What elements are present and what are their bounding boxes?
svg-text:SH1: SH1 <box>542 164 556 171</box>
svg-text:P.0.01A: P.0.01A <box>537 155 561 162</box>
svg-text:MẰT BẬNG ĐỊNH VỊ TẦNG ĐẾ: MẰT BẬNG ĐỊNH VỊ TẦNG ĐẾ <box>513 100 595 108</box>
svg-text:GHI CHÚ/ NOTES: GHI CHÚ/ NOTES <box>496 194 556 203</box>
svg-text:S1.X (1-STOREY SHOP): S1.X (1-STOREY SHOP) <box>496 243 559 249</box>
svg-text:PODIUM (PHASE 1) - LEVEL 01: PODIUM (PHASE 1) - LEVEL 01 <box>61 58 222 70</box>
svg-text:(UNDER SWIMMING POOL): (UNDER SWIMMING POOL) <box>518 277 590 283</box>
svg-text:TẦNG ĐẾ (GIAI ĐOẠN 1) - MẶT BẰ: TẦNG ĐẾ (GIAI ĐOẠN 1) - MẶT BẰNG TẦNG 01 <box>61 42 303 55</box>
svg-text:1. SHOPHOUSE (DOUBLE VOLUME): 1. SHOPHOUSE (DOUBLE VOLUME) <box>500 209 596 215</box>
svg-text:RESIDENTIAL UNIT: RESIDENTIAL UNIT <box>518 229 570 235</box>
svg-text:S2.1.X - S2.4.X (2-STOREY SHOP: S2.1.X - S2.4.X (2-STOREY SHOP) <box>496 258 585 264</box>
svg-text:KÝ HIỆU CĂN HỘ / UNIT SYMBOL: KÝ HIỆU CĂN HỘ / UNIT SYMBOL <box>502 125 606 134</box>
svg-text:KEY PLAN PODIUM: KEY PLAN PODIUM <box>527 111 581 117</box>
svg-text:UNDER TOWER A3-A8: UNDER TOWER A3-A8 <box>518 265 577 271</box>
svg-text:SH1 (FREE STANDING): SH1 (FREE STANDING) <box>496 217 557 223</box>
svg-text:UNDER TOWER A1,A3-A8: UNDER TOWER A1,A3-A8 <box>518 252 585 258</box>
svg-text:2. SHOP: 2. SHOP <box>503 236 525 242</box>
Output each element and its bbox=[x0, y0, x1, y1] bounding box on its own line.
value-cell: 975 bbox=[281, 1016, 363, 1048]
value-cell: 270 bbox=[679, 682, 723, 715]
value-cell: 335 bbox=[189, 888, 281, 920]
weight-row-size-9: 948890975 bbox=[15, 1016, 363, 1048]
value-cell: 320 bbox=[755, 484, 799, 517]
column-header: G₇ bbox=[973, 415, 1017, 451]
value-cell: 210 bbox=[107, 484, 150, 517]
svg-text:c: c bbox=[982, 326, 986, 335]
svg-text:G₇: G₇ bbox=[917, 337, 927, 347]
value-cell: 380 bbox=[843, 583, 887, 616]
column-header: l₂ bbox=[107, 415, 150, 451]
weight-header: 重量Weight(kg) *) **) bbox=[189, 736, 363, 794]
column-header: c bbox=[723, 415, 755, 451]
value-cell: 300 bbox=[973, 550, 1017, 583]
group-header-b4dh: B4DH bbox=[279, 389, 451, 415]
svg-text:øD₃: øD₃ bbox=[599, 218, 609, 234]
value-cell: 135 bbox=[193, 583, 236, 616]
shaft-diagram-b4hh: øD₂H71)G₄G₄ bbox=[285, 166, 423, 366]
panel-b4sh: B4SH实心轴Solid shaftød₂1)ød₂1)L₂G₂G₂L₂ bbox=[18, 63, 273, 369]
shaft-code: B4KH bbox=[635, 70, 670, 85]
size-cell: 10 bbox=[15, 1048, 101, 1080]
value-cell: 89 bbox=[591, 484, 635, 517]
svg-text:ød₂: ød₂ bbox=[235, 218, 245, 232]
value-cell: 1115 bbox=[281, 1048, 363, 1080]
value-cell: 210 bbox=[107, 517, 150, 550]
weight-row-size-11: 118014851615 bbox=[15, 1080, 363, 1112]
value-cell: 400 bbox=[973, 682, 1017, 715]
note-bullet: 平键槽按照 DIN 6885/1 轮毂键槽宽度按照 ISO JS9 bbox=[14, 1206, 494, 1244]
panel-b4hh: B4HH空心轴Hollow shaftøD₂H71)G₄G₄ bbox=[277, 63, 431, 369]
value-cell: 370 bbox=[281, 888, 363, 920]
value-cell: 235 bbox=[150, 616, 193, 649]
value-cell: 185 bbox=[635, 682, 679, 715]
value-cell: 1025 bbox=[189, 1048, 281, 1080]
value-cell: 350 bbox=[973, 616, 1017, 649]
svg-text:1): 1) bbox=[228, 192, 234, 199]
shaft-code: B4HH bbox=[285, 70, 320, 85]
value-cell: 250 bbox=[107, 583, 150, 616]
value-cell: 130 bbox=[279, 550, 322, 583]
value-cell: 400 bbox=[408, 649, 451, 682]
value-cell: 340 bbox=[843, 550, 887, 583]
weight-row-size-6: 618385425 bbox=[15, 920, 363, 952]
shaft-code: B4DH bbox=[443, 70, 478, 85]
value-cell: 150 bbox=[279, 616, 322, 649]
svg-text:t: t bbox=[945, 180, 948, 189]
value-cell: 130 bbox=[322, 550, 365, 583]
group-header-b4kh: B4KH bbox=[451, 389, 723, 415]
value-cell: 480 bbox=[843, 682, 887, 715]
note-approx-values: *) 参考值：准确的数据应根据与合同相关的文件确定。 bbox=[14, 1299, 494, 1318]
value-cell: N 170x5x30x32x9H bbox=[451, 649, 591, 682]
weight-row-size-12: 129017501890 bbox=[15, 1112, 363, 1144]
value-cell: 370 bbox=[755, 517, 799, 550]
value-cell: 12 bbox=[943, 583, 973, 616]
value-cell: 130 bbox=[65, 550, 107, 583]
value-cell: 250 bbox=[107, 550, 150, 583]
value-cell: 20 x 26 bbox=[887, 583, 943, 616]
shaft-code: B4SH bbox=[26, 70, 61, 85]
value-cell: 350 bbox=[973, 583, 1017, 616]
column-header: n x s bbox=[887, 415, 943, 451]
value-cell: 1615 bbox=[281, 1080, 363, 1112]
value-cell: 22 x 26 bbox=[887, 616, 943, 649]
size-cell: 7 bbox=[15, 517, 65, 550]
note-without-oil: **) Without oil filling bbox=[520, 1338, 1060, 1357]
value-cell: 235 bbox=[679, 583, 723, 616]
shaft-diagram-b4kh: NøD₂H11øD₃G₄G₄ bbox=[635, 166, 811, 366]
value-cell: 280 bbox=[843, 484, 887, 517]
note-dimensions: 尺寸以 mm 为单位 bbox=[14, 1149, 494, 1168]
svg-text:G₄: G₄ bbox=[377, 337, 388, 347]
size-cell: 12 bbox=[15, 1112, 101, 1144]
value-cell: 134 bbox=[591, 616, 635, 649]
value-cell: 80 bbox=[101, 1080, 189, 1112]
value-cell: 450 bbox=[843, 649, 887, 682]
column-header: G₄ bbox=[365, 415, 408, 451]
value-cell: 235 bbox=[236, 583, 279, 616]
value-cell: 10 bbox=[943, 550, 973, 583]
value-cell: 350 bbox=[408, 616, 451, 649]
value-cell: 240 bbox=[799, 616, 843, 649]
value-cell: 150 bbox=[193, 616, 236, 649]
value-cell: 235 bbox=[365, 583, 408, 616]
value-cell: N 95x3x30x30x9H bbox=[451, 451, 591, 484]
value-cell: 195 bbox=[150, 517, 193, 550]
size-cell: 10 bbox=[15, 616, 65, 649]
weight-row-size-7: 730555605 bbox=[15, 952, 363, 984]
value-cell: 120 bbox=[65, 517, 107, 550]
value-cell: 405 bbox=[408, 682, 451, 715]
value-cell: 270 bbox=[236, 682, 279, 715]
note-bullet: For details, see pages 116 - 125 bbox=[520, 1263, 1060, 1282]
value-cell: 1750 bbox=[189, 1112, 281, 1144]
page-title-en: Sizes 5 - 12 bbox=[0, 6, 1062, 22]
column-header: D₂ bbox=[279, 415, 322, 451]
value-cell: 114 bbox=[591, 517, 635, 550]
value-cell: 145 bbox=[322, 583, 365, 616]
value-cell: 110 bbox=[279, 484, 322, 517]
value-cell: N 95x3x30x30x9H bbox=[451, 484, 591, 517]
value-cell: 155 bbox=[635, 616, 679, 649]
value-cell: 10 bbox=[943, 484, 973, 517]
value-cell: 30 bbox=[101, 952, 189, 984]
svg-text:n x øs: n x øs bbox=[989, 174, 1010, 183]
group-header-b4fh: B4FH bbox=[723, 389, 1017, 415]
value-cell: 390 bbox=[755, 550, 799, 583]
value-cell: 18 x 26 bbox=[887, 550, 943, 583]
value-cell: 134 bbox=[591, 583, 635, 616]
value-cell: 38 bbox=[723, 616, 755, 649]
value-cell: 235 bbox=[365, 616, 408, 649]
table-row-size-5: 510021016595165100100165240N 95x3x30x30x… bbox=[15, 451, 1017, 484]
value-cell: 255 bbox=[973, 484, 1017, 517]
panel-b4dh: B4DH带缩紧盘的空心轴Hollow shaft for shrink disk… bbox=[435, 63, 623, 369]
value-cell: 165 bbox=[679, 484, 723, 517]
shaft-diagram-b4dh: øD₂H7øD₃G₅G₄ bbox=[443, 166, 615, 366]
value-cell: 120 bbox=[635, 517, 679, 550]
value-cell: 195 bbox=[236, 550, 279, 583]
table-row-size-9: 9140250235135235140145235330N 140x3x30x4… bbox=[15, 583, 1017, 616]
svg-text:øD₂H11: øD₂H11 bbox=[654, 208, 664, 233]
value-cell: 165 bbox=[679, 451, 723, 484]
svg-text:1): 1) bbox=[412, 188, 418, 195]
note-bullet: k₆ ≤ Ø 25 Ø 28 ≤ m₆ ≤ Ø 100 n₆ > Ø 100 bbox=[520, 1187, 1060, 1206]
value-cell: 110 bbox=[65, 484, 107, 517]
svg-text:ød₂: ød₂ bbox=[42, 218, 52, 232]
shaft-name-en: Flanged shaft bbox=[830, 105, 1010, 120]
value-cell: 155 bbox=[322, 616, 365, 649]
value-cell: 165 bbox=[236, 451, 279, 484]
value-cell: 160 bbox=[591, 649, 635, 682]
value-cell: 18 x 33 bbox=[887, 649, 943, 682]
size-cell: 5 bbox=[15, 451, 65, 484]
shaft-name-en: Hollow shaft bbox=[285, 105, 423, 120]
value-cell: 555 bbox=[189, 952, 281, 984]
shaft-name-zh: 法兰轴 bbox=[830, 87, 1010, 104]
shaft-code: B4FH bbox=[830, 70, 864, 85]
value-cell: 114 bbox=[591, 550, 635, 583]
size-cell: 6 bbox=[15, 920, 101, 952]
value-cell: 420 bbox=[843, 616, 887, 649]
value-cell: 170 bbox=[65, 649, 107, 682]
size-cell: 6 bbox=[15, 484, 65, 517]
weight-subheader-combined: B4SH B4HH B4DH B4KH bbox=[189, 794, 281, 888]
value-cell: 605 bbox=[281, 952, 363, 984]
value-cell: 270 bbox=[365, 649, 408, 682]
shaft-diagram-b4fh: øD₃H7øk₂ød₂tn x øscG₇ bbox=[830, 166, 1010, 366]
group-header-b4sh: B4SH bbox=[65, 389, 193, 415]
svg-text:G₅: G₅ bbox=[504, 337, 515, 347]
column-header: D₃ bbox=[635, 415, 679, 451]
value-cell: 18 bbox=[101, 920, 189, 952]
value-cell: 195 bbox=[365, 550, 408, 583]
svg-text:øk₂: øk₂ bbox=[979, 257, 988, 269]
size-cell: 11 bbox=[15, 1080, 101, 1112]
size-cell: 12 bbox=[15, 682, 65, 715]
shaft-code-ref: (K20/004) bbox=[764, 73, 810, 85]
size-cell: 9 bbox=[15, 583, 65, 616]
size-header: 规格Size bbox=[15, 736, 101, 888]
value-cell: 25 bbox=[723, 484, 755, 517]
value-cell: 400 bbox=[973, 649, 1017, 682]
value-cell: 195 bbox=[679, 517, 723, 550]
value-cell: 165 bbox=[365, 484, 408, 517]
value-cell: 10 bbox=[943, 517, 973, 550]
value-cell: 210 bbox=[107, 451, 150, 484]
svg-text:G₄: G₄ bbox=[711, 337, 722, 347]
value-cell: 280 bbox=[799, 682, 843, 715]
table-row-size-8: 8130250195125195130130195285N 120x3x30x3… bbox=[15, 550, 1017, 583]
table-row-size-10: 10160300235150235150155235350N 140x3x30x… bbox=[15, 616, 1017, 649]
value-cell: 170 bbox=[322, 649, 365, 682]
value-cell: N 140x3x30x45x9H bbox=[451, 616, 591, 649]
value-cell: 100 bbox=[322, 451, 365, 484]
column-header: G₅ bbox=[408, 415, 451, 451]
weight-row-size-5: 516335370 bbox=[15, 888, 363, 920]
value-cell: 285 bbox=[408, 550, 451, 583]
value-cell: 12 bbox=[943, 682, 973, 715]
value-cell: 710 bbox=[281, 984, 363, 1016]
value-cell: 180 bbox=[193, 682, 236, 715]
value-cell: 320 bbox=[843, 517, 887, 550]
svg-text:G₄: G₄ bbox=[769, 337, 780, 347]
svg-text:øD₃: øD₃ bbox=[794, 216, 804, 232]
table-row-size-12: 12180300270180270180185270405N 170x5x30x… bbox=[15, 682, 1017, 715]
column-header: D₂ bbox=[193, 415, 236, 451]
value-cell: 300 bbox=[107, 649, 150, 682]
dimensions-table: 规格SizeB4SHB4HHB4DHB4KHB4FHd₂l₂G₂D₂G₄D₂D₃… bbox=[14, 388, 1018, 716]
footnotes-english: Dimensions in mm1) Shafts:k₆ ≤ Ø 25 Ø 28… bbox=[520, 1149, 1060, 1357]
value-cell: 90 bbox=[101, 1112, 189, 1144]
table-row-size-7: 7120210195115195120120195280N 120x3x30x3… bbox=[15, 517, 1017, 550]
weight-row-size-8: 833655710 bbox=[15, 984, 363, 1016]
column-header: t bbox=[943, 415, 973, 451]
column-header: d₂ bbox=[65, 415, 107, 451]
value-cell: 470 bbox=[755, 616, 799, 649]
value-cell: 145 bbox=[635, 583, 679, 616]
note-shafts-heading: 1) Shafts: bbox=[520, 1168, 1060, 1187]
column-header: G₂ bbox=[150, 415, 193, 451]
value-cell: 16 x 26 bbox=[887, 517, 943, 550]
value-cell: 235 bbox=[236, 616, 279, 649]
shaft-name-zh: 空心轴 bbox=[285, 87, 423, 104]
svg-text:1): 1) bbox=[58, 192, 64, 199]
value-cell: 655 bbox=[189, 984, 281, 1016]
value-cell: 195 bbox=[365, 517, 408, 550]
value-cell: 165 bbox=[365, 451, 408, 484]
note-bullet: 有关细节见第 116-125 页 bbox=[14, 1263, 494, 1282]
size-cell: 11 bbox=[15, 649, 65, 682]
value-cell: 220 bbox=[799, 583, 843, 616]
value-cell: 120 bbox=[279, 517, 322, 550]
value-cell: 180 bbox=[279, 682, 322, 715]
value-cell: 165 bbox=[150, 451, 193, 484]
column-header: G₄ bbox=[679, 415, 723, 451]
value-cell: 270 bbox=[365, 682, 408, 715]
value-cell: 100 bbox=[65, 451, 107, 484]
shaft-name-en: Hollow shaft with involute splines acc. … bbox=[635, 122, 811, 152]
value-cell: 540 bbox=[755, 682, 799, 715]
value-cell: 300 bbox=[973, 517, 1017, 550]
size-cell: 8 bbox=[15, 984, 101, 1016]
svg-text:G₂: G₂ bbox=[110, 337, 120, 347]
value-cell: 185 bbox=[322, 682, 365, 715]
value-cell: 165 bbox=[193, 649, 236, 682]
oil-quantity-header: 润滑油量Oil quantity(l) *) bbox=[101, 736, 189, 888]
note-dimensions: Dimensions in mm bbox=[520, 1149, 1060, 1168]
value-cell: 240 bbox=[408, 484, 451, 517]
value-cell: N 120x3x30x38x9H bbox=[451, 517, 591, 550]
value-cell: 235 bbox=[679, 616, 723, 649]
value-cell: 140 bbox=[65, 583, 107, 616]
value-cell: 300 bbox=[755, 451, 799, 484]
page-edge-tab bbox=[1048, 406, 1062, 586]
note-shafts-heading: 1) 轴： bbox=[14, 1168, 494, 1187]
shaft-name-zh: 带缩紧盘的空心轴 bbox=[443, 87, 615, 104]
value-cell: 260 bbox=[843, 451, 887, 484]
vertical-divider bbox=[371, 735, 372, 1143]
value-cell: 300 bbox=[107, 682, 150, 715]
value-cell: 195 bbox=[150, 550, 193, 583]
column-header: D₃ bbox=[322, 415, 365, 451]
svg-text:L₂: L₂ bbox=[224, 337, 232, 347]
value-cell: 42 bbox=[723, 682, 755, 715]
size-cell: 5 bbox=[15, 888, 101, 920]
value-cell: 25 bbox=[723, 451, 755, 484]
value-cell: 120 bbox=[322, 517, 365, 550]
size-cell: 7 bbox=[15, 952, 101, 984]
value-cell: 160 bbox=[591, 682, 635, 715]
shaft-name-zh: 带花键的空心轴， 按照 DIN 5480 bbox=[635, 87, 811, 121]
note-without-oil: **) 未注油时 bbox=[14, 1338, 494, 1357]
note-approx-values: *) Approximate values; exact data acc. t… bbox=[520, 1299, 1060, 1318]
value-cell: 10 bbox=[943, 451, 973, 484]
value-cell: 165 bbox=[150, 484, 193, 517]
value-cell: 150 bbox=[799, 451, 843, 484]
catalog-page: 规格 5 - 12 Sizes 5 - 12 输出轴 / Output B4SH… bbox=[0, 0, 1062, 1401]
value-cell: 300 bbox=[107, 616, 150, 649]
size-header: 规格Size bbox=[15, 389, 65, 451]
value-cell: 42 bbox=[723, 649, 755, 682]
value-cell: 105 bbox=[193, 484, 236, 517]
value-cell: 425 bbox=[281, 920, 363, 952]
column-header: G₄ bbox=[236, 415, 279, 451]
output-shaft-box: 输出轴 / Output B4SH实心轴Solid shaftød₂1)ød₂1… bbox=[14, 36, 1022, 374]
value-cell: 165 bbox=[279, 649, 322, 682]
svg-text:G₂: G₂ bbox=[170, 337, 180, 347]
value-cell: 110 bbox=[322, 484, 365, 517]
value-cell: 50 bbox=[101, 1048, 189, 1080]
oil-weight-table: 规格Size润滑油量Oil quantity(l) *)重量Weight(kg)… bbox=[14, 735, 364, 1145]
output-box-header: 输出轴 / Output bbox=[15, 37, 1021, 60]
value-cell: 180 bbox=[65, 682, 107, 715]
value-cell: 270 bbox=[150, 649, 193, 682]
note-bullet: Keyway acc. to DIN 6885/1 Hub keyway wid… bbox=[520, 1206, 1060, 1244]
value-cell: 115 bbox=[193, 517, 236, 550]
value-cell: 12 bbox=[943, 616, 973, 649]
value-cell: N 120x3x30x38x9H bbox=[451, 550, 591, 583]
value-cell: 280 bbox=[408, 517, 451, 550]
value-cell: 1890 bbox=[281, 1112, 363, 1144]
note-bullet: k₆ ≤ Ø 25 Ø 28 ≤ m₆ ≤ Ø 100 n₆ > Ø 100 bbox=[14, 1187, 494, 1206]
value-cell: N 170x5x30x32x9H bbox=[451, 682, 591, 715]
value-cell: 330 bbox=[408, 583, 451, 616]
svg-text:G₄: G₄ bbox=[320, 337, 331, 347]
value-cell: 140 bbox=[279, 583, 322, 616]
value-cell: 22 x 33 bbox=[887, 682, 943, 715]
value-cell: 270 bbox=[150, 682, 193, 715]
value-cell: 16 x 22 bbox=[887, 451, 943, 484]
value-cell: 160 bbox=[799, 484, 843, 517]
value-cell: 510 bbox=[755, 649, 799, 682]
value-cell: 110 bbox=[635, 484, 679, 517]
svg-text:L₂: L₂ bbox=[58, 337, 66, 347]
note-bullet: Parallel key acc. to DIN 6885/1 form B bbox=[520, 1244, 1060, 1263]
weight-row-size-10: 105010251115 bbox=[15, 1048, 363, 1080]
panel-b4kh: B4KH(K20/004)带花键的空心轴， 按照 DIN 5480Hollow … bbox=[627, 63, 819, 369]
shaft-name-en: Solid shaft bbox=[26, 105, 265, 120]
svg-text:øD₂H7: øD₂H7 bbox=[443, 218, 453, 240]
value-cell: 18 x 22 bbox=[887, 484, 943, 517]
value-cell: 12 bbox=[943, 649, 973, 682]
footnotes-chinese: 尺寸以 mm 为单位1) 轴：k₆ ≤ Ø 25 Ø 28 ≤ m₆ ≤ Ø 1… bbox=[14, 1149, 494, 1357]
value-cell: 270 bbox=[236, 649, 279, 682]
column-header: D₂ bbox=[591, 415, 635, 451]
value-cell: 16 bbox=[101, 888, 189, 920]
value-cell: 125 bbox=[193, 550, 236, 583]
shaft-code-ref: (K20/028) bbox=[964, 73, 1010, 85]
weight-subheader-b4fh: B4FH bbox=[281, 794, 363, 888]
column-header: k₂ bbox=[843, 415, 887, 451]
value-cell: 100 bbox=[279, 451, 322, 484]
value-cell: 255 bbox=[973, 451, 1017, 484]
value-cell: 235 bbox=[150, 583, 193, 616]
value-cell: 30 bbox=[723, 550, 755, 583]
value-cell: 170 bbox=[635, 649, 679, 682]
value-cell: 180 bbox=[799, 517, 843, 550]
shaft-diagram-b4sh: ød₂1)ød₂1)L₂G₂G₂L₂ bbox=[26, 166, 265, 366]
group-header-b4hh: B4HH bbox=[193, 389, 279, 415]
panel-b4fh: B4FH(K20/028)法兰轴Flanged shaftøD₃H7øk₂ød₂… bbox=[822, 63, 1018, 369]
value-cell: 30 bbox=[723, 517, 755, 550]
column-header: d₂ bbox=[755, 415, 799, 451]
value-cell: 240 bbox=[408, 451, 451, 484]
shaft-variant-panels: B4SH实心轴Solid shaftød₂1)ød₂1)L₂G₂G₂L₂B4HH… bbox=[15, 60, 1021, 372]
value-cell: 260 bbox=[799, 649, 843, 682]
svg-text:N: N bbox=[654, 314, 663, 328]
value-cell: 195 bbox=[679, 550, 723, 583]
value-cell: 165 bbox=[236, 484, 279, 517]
========================================
• **The problem**:
Reproduce the data above without any change, starting at the first line and ending with the line that contains "svg-text:(UNDER SWIMMING POOL): (UNDER".

• **The output**:
What elements are present and what are their bounding boxes?
svg-text:SH1: SH1 <box>542 164 556 171</box>
svg-text:P.0.01A: P.0.01A <box>537 155 561 162</box>
svg-text:MẰT BẬNG ĐỊNH VỊ TẦNG ĐẾ: MẰT BẬNG ĐỊNH VỊ TẦNG ĐẾ <box>513 100 595 108</box>
svg-text:GHI CHÚ/ NOTES: GHI CHÚ/ NOTES <box>496 194 556 203</box>
svg-text:S1.X (1-STOREY SHOP): S1.X (1-STOREY SHOP) <box>496 243 559 249</box>
svg-text:PODIUM (PHASE 1) - LEVEL 01: PODIUM (PHASE 1) - LEVEL 01 <box>61 58 222 70</box>
svg-text:(UNDER SWIMMING POOL): (UNDER SWIMMING POOL) <box>518 277 590 283</box>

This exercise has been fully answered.